**What you should do:** Work out how many lines contain "name". Reply with the count alone.

**Exercise data:**
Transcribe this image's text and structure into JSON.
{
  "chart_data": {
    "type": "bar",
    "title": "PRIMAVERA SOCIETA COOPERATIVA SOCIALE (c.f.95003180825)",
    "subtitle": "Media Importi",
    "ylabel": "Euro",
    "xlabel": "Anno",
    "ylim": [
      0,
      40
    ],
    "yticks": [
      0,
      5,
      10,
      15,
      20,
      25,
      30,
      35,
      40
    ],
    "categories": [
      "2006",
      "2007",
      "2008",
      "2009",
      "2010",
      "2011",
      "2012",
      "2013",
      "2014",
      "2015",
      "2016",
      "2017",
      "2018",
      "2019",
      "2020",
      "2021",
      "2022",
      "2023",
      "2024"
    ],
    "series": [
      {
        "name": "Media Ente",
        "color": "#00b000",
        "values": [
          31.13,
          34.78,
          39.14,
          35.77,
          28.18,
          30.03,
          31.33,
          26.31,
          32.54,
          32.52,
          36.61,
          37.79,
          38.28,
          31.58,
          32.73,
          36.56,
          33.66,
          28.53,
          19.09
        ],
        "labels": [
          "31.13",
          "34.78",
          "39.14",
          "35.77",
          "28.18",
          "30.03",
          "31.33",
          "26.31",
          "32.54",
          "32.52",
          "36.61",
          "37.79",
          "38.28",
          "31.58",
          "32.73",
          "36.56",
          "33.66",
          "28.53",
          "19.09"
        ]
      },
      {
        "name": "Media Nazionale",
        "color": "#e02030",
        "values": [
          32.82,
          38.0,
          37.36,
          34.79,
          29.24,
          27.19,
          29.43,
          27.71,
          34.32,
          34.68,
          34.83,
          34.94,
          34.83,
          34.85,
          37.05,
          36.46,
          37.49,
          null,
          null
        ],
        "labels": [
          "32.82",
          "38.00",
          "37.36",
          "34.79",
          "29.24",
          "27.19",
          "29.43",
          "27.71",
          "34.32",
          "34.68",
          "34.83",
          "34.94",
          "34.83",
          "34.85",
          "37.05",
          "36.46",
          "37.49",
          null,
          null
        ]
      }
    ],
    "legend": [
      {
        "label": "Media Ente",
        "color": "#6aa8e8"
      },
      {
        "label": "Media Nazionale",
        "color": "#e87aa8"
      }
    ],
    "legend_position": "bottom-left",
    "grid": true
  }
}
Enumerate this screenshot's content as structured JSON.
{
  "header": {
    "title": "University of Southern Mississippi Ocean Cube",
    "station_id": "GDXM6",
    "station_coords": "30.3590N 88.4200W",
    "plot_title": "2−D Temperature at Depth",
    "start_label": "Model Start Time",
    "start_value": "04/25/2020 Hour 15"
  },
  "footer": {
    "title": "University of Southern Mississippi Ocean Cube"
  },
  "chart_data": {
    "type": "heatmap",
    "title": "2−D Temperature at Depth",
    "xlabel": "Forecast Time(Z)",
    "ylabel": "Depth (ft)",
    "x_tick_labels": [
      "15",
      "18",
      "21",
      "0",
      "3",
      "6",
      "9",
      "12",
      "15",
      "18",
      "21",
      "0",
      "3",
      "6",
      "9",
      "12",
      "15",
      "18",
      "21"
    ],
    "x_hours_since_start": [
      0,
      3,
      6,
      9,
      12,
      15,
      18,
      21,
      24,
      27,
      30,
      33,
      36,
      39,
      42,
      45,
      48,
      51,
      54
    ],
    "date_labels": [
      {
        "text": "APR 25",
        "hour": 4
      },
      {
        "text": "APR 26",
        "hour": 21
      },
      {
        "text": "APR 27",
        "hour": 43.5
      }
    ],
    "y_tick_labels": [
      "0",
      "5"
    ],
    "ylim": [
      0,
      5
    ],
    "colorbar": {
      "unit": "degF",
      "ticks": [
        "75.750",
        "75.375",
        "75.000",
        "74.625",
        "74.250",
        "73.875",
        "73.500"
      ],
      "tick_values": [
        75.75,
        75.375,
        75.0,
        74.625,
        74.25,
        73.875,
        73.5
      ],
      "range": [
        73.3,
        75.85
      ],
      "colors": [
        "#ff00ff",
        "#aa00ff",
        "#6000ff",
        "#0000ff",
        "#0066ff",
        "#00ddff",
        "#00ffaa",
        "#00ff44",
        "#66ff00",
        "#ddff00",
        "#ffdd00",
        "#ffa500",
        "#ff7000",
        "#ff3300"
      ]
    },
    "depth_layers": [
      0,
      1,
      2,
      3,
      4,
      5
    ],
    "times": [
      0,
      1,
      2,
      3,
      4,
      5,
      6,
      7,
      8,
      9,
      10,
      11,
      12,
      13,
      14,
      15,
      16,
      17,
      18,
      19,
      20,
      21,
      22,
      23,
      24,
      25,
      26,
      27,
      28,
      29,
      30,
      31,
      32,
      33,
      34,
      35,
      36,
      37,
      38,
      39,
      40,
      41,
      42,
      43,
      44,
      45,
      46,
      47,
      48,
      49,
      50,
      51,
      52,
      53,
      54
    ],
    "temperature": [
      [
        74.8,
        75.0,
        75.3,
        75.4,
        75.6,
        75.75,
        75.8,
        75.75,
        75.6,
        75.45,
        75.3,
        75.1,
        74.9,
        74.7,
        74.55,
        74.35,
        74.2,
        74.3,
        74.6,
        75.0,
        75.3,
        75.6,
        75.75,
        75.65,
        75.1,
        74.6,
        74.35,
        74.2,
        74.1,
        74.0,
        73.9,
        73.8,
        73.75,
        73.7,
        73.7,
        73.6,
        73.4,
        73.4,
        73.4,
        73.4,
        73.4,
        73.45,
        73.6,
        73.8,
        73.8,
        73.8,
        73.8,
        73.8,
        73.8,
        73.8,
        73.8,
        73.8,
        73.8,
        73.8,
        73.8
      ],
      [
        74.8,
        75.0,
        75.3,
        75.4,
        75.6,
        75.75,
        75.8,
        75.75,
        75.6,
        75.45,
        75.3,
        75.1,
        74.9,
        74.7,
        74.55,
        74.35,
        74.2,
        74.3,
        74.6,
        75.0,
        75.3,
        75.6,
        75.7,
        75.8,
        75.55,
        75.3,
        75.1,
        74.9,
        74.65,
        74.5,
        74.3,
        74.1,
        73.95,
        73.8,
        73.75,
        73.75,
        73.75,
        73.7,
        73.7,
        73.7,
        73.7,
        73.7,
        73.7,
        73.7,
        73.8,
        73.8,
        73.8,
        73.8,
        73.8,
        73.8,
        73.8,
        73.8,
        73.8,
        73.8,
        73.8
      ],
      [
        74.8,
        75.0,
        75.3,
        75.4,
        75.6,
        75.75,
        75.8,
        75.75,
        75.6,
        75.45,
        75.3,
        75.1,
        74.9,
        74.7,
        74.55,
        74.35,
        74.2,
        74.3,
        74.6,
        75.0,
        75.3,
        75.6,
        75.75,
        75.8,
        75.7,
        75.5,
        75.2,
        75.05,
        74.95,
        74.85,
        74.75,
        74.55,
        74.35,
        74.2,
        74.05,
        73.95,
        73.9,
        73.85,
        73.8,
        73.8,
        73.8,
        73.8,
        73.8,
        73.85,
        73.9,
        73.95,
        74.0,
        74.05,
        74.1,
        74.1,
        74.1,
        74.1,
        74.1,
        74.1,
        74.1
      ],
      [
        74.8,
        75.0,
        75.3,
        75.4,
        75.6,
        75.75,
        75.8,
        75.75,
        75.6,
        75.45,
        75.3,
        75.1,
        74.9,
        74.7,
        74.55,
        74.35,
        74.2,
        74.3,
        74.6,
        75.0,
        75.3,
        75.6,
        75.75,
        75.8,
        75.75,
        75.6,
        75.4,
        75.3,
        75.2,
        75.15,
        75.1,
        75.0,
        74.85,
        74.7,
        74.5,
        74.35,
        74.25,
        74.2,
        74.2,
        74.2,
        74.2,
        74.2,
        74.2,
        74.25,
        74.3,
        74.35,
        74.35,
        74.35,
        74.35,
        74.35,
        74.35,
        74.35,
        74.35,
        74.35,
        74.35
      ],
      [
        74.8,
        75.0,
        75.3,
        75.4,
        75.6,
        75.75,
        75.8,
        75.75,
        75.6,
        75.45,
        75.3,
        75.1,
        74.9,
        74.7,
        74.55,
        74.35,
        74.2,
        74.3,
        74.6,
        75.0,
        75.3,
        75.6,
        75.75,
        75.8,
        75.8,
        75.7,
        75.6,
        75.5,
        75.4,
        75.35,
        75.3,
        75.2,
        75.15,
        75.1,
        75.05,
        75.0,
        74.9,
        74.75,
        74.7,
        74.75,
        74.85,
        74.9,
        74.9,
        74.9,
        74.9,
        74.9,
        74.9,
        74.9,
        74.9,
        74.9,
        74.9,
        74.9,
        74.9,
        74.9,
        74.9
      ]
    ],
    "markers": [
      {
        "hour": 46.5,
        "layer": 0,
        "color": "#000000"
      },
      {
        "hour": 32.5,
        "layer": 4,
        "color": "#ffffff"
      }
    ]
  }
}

**Written reply:** 2